TO BE DONE: Filter the entries, keeping every line with the word "онда".

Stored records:

==*==

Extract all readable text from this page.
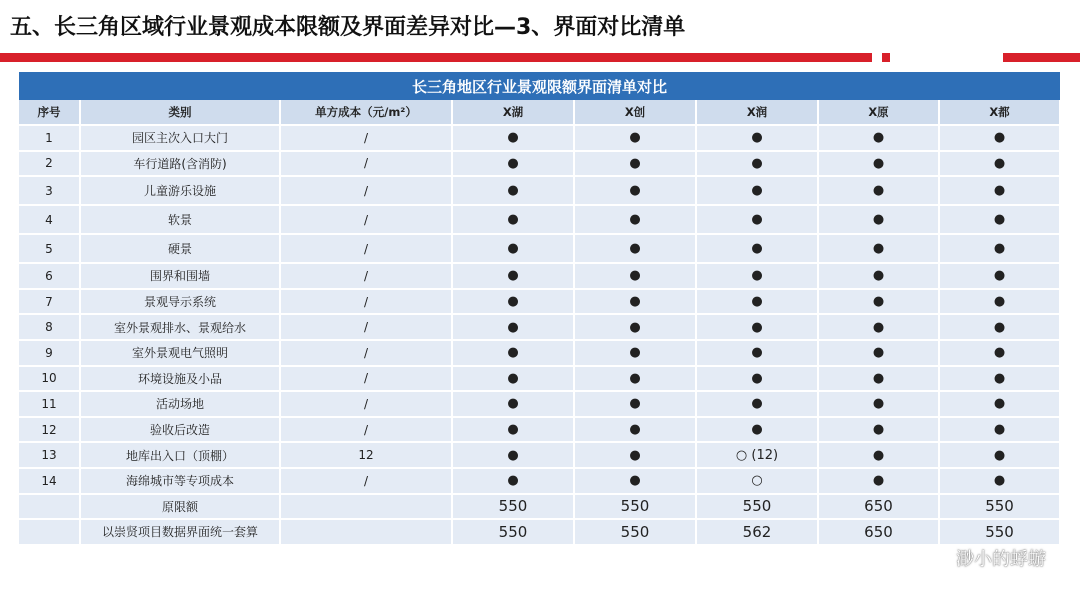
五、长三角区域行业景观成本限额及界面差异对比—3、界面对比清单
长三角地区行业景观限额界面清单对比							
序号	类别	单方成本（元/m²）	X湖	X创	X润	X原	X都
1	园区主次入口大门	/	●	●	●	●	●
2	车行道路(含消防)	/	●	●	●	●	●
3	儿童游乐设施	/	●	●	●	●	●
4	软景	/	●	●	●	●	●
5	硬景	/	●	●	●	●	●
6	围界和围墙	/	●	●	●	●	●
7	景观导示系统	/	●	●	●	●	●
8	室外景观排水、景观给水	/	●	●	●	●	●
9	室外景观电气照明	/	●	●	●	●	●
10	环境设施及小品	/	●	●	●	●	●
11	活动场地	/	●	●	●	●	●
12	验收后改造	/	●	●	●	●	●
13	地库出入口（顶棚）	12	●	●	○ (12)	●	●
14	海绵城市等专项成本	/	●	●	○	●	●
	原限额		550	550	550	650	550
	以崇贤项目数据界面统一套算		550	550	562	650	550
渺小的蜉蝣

==*==

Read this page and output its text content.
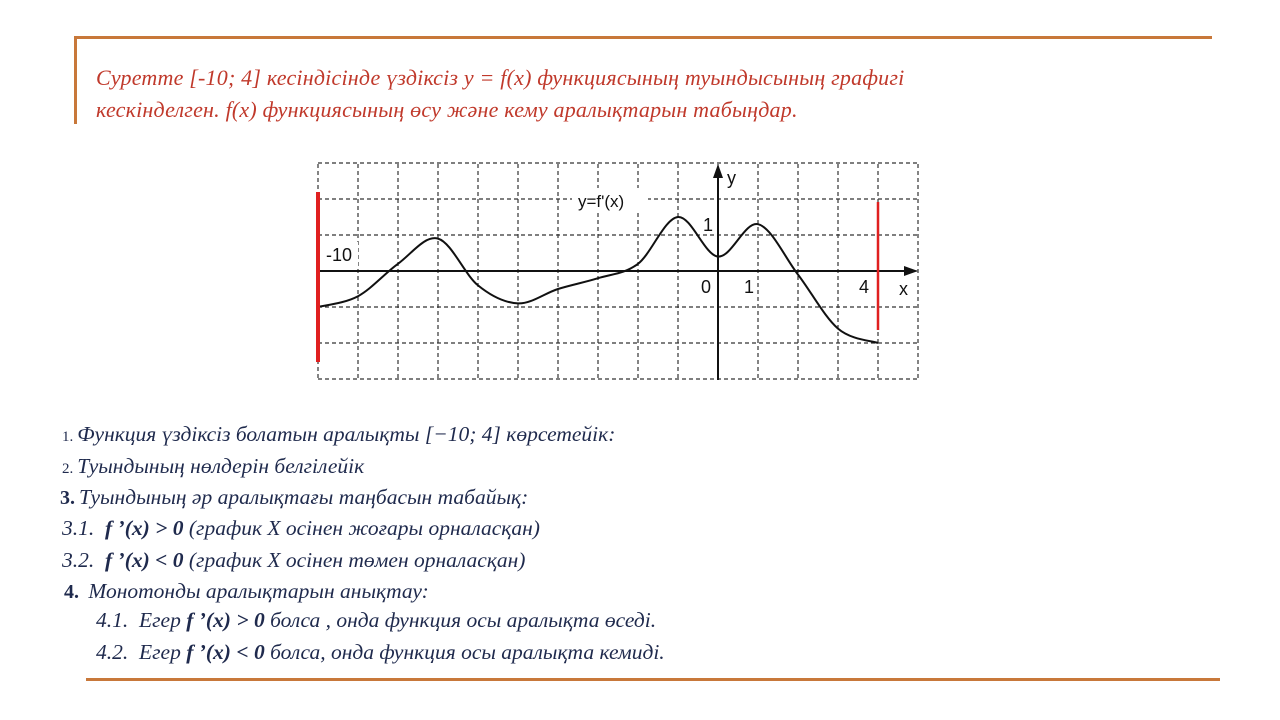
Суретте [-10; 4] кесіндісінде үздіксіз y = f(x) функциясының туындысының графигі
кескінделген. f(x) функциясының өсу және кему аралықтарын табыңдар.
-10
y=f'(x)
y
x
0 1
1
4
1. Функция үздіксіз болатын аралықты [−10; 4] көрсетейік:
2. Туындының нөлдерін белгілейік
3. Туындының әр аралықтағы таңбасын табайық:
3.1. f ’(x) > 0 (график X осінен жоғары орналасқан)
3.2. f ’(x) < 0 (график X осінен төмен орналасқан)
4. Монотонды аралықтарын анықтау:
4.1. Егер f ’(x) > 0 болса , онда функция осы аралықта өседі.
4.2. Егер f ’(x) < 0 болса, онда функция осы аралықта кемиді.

==*==

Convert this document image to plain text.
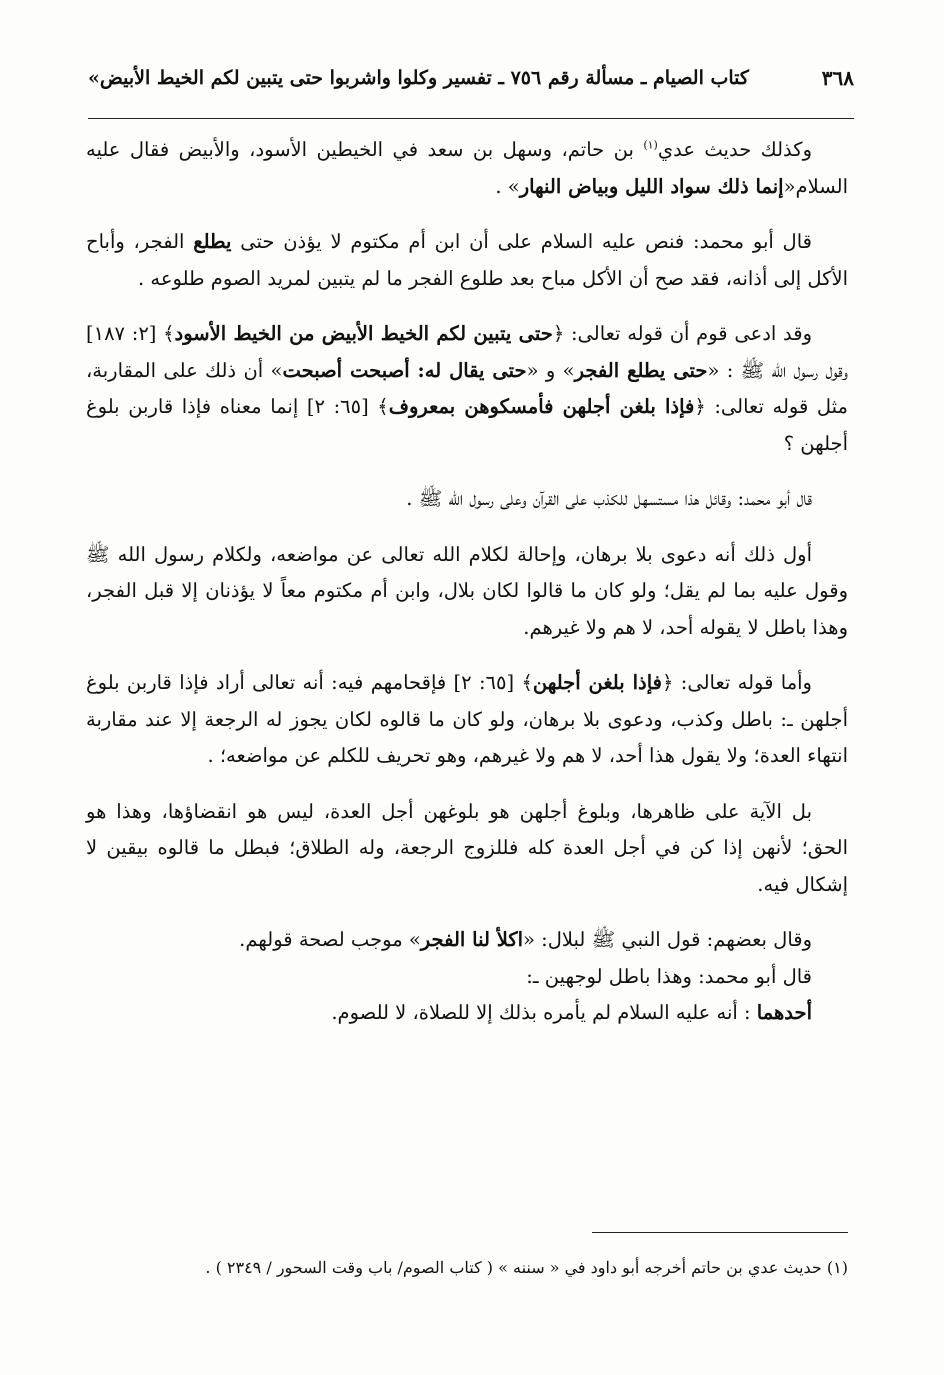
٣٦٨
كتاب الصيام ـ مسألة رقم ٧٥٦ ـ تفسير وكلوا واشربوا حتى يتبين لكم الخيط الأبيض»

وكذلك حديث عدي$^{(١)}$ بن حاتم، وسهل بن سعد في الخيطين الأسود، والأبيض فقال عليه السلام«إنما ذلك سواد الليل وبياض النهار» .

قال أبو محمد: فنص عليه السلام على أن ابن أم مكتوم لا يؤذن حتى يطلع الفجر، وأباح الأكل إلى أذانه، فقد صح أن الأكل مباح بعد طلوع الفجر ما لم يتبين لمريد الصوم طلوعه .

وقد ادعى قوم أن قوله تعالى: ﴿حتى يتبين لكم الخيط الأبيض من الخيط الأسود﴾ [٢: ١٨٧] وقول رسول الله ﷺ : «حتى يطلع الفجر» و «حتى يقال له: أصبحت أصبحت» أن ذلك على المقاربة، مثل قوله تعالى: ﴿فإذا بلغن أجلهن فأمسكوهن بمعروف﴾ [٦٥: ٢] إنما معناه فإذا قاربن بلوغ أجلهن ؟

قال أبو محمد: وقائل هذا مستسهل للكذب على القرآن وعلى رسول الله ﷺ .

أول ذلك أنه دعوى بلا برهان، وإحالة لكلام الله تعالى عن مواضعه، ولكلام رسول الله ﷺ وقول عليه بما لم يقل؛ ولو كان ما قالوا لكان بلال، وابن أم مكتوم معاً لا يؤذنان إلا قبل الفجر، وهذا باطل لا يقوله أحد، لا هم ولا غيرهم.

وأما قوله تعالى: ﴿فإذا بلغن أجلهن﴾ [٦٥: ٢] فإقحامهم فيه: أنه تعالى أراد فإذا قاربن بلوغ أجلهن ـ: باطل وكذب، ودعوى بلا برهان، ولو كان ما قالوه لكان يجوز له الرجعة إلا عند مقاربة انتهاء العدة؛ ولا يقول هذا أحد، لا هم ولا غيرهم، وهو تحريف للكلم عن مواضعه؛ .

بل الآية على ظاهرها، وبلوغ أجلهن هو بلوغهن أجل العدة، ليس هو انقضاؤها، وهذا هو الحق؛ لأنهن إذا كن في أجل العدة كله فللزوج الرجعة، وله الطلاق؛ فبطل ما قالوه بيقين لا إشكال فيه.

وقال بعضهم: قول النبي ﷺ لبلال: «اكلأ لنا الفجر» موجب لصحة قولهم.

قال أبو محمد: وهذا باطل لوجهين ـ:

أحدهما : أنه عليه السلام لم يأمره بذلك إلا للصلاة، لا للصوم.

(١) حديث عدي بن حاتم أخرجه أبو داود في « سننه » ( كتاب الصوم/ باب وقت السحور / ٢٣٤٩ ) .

==*==

FULL RESPONSE:
4.1. Егер f ’(x) > 0 болса , онда функция осы аралықта өседі.
4.2. Егер f ’(x) < 0 болса, онда функция осы аралықта кемиді.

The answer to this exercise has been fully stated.